## Records for the exercise
___

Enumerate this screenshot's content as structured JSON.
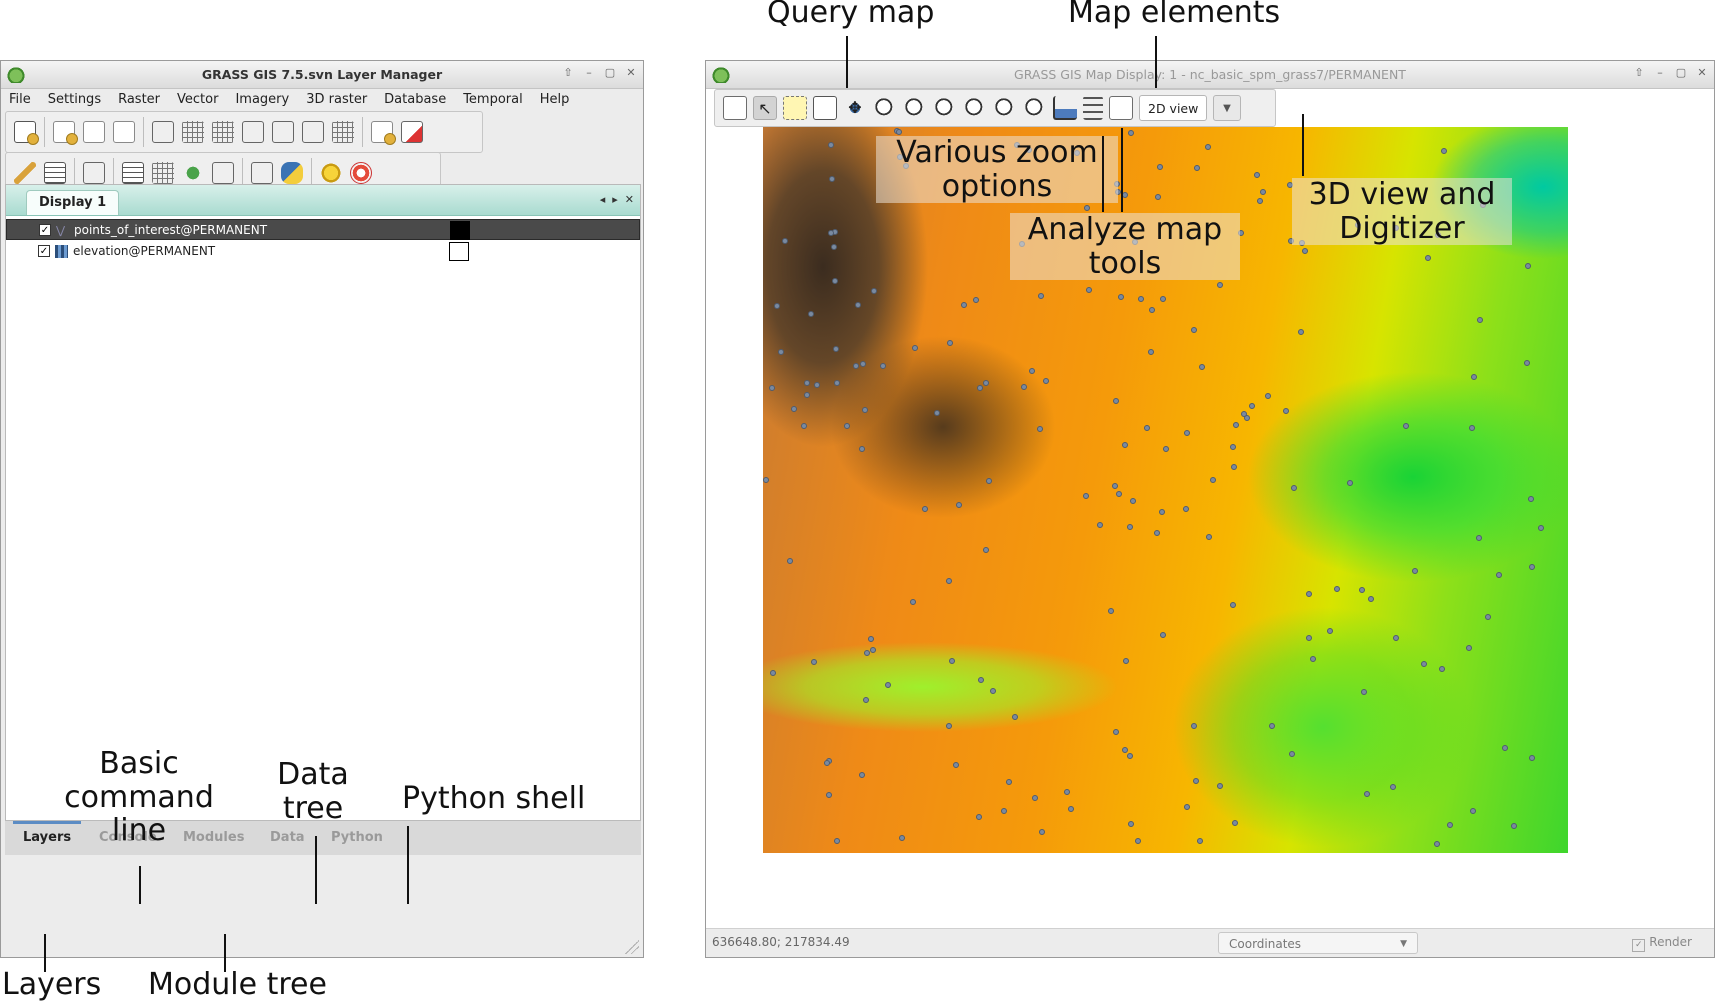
{
  "layer_manager": {
    "title": "GRASS GIS 7.5.svn Layer Manager",
    "menu": [
      "File",
      "Settings",
      "Raster",
      "Vector",
      "Imagery",
      "3D raster",
      "Database",
      "Temporal",
      "Help"
    ],
    "display_tab": "Display 1",
    "layers": [
      {
        "name": "points_of_interest@PERMANENT",
        "checked": true,
        "type": "vector-icon"
      },
      {
        "name": "elevation@PERMANENT",
        "checked": true,
        "type": "raster-icon"
      }
    ],
    "bottom_tabs": [
      "Layers",
      "Console",
      "Modules",
      "Data",
      "Python"
    ],
    "active_tab": "Layers"
  },
  "map_display": {
    "title": "GRASS GIS Map Display: 1 - nc_basic_spm_grass7/PERMANENT",
    "view_mode": "2D view",
    "coordinates": "636648.80; 217834.49",
    "status_mode": "Coordinates",
    "render_label": "Render"
  },
  "annotations": {
    "query_map": "Query map",
    "map_elements": "Map elements",
    "zoom_options": "Various zoom options",
    "analyze_tools": "Analyze map tools",
    "view_3d": "3D view and Digitizer",
    "basic_command_line": "Basic command line",
    "data_tree": "Data tree",
    "python_shell": "Python shell",
    "layers": "Layers",
    "module_tree": "Module tree"
  },
  "colors": {
    "tab_gradient": "#a9dbd0",
    "active_tab_underline": "#5c8cc4",
    "selected_layer_bg": "#4a4a4a"
  }
}
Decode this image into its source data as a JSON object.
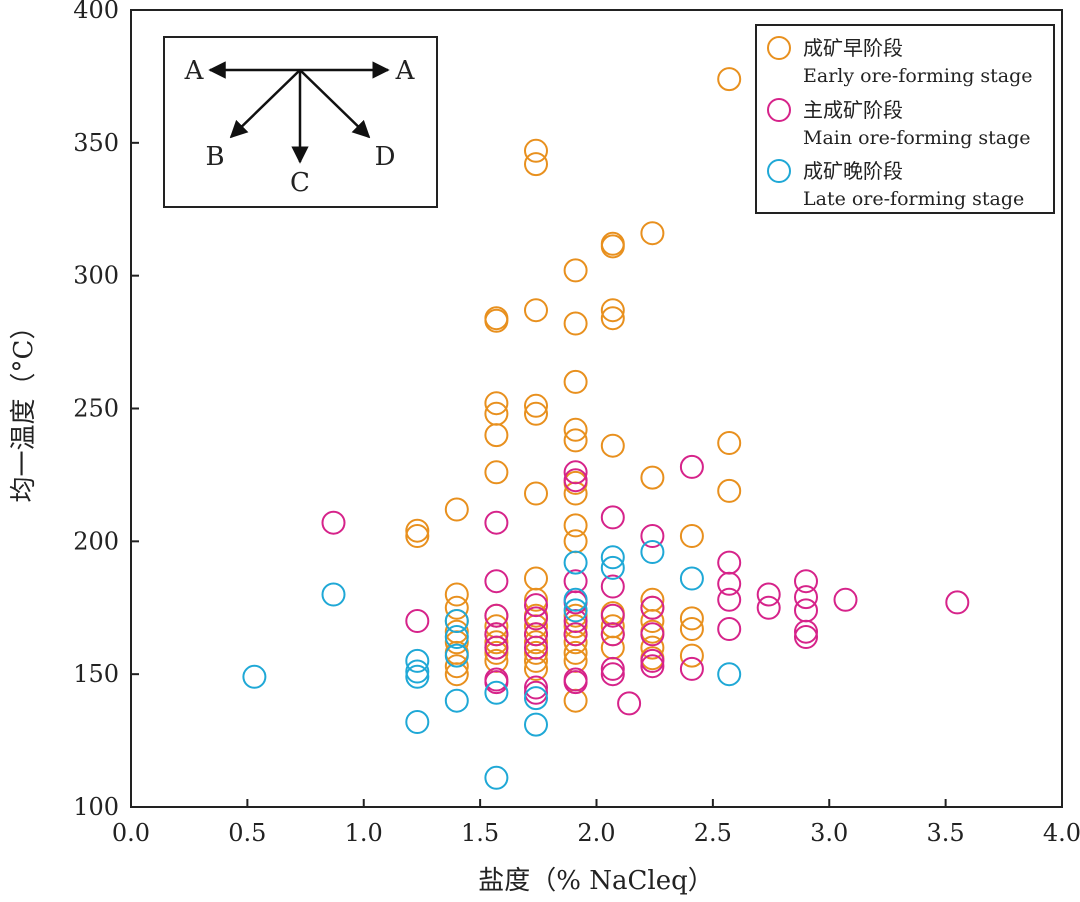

___

Without the pictures, repeat all the records word for word.

Enumerate this screenshot's content as structured JSON.
{
  "layer_manager": {
    "title": "GRASS GIS 7.5.svn Layer Manager",
    "menu": [
      "File",
      "Settings",
      "Raster",
      "Vector",
      "Imagery",
      "3D raster",
      "Database",
      "Temporal",
      "Help"
    ],
    "display_tab": "Display 1",
    "layers": [
      {
        "name": "points_of_interest@PERMANENT",
        "checked": true,
        "type": "vector-icon"
      },
      {
        "name": "elevation@PERMANENT",
        "checked": true,
        "type": "raster-icon"
      }
    ],
    "bottom_tabs": [
      "Layers",
      "Console",
      "Modules",
      "Data",
      "Python"
    ],
    "active_tab": "Layers"
  },
  "map_display": {
    "title": "GRASS GIS Map Display: 1 - nc_basic_spm_grass7/PERMANENT",
    "view_mode": "2D view",
    "coordinates": "636648.80; 217834.49",
    "status_mode": "Coordinates",
    "render_label": "Render"
  },
  "annotations": {
    "query_map": "Query map",
    "map_elements": "Map elements",
    "zoom_options": "Various zoom options",
    "analyze_tools": "Analyze map tools",
    "view_3d": "3D view and Digitizer",
    "basic_command_line": "Basic command line",
    "data_tree": "Data tree",
    "python_shell": "Python shell",
    "layers": "Layers",
    "module_tree": "Module tree"
  },
  "colors": {
    "tab_gradient": "#a9dbd0",
    "active_tab_underline": "#5c8cc4",
    "selected_layer_bg": "#4a4a4a"
  }
}
Decode this image into its source data as a JSON object.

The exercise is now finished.